[begin Record extracts]

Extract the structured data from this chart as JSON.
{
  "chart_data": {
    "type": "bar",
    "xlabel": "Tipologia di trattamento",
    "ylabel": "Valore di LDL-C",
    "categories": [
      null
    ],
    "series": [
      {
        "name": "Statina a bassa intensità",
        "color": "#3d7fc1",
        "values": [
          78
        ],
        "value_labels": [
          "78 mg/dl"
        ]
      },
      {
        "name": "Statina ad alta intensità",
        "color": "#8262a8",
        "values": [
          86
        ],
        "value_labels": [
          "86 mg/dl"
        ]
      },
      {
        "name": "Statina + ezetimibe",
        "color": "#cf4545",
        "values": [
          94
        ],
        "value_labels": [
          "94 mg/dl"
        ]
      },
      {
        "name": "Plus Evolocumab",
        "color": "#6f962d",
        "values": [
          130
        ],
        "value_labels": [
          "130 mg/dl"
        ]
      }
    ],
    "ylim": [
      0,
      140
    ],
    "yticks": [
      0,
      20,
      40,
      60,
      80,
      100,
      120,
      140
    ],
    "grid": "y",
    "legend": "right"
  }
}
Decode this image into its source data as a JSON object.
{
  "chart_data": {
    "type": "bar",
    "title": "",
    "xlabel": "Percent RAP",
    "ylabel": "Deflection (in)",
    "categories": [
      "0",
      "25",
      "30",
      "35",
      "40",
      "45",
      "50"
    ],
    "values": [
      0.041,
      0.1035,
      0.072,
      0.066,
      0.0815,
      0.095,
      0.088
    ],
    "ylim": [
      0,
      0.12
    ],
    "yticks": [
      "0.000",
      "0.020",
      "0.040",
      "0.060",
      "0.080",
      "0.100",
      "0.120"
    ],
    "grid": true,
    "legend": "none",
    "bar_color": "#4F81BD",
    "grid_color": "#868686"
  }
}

[end Record extracts]

Exercise:
Repeat, without changes, every line from the one that contains "Decode this image" through the final line of the data.

Solved problem:
Decode this image into its source data as a JSON object.
{
  "chart_data": {
    "type": "bar",
    "title": "",
    "xlabel": "Percent RAP",
    "ylabel": "Deflection (in)",
    "categories": [
      "0",
      "25",
      "30",
      "35",
      "40",
      "45",
      "50"
    ],
    "values": [
      0.041,
      0.1035,
      0.072,
      0.066,
      0.0815,
      0.095,
      0.088
    ],
    "ylim": [
      0,
      0.12
    ],
    "yticks": [
      "0.000",
      "0.020",
      "0.040",
      "0.060",
      "0.080",
      "0.100",
      "0.120"
    ],
    "grid": true,
    "legend": "none",
    "bar_color": "#4F81BD",
    "grid_color": "#868686"
  }
}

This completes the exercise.